Given problem — Set down each entry exactly as given; pictures should not appear in the copy.

Dataset items:
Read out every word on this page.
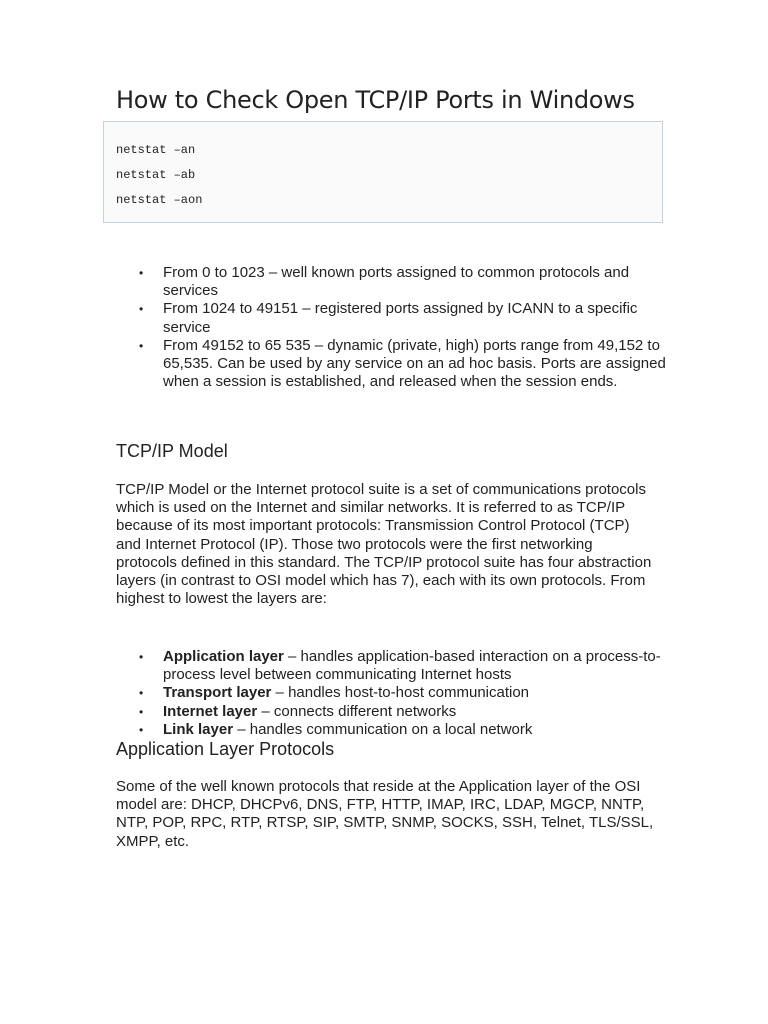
How to Check Open TCP/IP Ports in Windows
netstat –an
netstat –ab
netstat –aon
• From 0 to 1023 – well known ports assigned to common protocols and services
• From 1024 to 49151 – registered ports assigned by ICANN to a specific service
• From 49152 to 65 535 – dynamic (private, high) ports range from 49,152 to 65,535. Can be used by any service on an ad hoc basis. Ports are assigned when a session is established, and released when the session ends.
TCP/IP Model

TCP/IP Model or the Internet protocol suite is a set of communications protocols which is used on the Internet and similar networks. It is referred to as TCP/IP because of its most important protocols: Transmission Control Protocol (TCP) and Internet Protocol (IP). Those two protocols were the first networking protocols defined in this standard. The TCP/IP protocol suite has four abstraction layers (in contrast to OSI model which has 7), each with its own protocols. From highest to lowest the layers are:

• Application layer – handles application-based interaction on a process-to-process level between communicating Internet hosts
• Transport layer – handles host-to-host communication
• Internet layer – connects different networks
• Link layer – handles communication on a local network
Application Layer Protocols

Some of the well known protocols that reside at the Application layer of the OSI model are: DHCP, DHCPv6, DNS, FTP, HTTP, IMAP, IRC, LDAP, MGCP, NNTP, NTP, POP, RPC, RTP, RTSP, SIP, SMTP, SNMP, SOCKS, SSH, Telnet, TLS/SSL, XMPP, etc.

Complete answer —
Read out every word on this page.
How to Check Open TCP/IP Ports in Windows
netstat –an
netstat –ab
netstat –aon
• From 0 to 1023 – well known ports assigned to common protocols and services
• From 1024 to 49151 – registered ports assigned by ICANN to a specific service
• From 49152 to 65 535 – dynamic (private, high) ports range from 49,152 to 65,535. Can be used by any service on an ad hoc basis. Ports are assigned when a session is established, and released when the session ends.
TCP/IP Model

TCP/IP Model or the Internet protocol suite is a set of communications protocols which is used on the Internet and similar networks. It is referred to as TCP/IP because of its most important protocols: Transmission Control Protocol (TCP) and Internet Protocol (IP). Those two protocols were the first networking protocols defined in this standard. The TCP/IP protocol suite has four abstraction layers (in contrast to OSI model which has 7), each with its own protocols. From highest to lowest the layers are:

• Application layer – handles application-based interaction on a process-to-process level between communicating Internet hosts
• Transport layer – handles host-to-host communication
• Internet layer – connects different networks
• Link layer – handles communication on a local network
Application Layer Protocols

Some of the well known protocols that reside at the Application layer of the OSI model are: DHCP, DHCPv6, DNS, FTP, HTTP, IMAP, IRC, LDAP, MGCP, NNTP, NTP, POP, RPC, RTP, RTSP, SIP, SMTP, SNMP, SOCKS, SSH, Telnet, TLS/SSL, XMPP, etc.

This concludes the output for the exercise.